■ Your goal:
Copy every line of the listing exactly.

■ Task data:
>>>>>
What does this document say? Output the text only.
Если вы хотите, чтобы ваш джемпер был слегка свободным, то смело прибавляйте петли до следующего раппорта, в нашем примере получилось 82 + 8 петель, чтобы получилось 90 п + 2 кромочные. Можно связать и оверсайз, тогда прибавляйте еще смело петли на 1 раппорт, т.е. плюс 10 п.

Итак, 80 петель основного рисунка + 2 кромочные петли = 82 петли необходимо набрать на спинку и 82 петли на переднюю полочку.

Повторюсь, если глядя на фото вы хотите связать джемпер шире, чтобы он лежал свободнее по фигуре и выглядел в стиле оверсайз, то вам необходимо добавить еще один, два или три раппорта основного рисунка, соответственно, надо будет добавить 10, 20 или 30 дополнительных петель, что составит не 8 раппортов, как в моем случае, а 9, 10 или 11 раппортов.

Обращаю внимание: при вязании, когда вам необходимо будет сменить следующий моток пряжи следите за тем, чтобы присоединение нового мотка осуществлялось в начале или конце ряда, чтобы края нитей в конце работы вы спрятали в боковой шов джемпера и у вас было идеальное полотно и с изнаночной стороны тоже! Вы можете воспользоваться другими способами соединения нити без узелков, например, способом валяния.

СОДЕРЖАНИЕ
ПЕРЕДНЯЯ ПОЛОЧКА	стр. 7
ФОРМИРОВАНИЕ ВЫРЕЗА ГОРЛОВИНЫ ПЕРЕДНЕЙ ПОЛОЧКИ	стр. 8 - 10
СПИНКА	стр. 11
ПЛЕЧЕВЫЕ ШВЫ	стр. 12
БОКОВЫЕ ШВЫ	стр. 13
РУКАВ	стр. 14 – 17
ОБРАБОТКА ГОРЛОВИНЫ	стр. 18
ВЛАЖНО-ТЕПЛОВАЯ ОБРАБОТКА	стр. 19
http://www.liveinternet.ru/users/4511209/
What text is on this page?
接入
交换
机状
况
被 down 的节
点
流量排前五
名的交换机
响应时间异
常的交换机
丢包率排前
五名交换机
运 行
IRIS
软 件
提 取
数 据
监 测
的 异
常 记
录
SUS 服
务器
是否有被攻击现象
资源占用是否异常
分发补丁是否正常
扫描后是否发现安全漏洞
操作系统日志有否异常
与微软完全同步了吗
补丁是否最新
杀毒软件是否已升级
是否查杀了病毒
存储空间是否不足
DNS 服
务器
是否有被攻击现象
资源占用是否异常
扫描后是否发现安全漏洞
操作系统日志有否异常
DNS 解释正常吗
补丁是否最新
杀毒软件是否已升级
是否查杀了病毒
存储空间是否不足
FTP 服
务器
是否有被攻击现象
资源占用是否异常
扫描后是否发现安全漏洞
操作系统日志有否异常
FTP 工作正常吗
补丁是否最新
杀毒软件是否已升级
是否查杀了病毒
<<<<<
■ Final answer:
What does this document say? Output the text only.
Если вы хотите, чтобы ваш джемпер был слегка свободным, то смело прибавляйте петли до следующего раппорта, в нашем примере получилось 82 + 8 петель, чтобы получилось 90 п + 2 кромочные. Можно связать и оверсайз, тогда прибавляйте еще смело петли на 1 раппорт, т.е. плюс 10 п.

Итак, 80 петель основного рисунка + 2 кромочные петли = 82 петли необходимо набрать на спинку и 82 петли на переднюю полочку.

Повторюсь, если глядя на фото вы хотите связать джемпер шире, чтобы он лежал свободнее по фигуре и выглядел в стиле оверсайз, то вам необходимо добавить еще один, два или три раппорта основного рисунка, соответственно, надо будет добавить 10, 20 или 30 дополнительных петель, что составит не 8 раппортов, как в моем случае, а 9, 10 или 11 раппортов.

Обращаю внимание: при вязании, когда вам необходимо будет сменить следующий моток пряжи следите за тем, чтобы присоединение нового мотка осуществлялось в начале или конце ряда, чтобы края нитей в конце работы вы спрятали в боковой шов джемпера и у вас было идеальное полотно и с изнаночной стороны тоже! Вы можете воспользоваться другими способами соединения нити без узелков, например, способом валяния.

СОДЕРЖАНИЕ
ПЕРЕДНЯЯ ПОЛОЧКА	стр. 7
ФОРМИРОВАНИЕ ВЫРЕЗА ГОРЛОВИНЫ ПЕРЕДНЕЙ ПОЛОЧКИ	стр. 8 - 10
СПИНКА	стр. 11
ПЛЕЧЕВЫЕ ШВЫ	стр. 12
БОКОВЫЕ ШВЫ	стр. 13
РУКАВ	стр. 14 – 17
ОБРАБОТКА ГОРЛОВИНЫ	стр. 18
ВЛАЖНО-ТЕПЛОВАЯ ОБРАБОТКА	стр. 19
http://www.liveinternet.ru/users/4511209/
What text is on this page?
接入
交换
机状
况
被 down 的节
点
流量排前五
名的交换机
响应时间异
常的交换机
丢包率排前
五名交换机
运 行
IRIS
软 件
提 取
数 据
监 测
的 异
常 记
录
SUS 服
务器
是否有被攻击现象
资源占用是否异常
分发补丁是否正常
扫描后是否发现安全漏洞
操作系统日志有否异常
与微软完全同步了吗
补丁是否最新
杀毒软件是否已升级
是否查杀了病毒
存储空间是否不足
DNS 服
务器
是否有被攻击现象
资源占用是否异常
扫描后是否发现安全漏洞
操作系统日志有否异常
DNS 解释正常吗
补丁是否最新
杀毒软件是否已升级
是否查杀了病毒
存储空间是否不足
FTP 服
务器
是否有被攻击现象
资源占用是否异常
扫描后是否发现安全漏洞
操作系统日志有否异常
FTP 工作正常吗
补丁是否最新
杀毒软件是否已升级
是否查杀了病毒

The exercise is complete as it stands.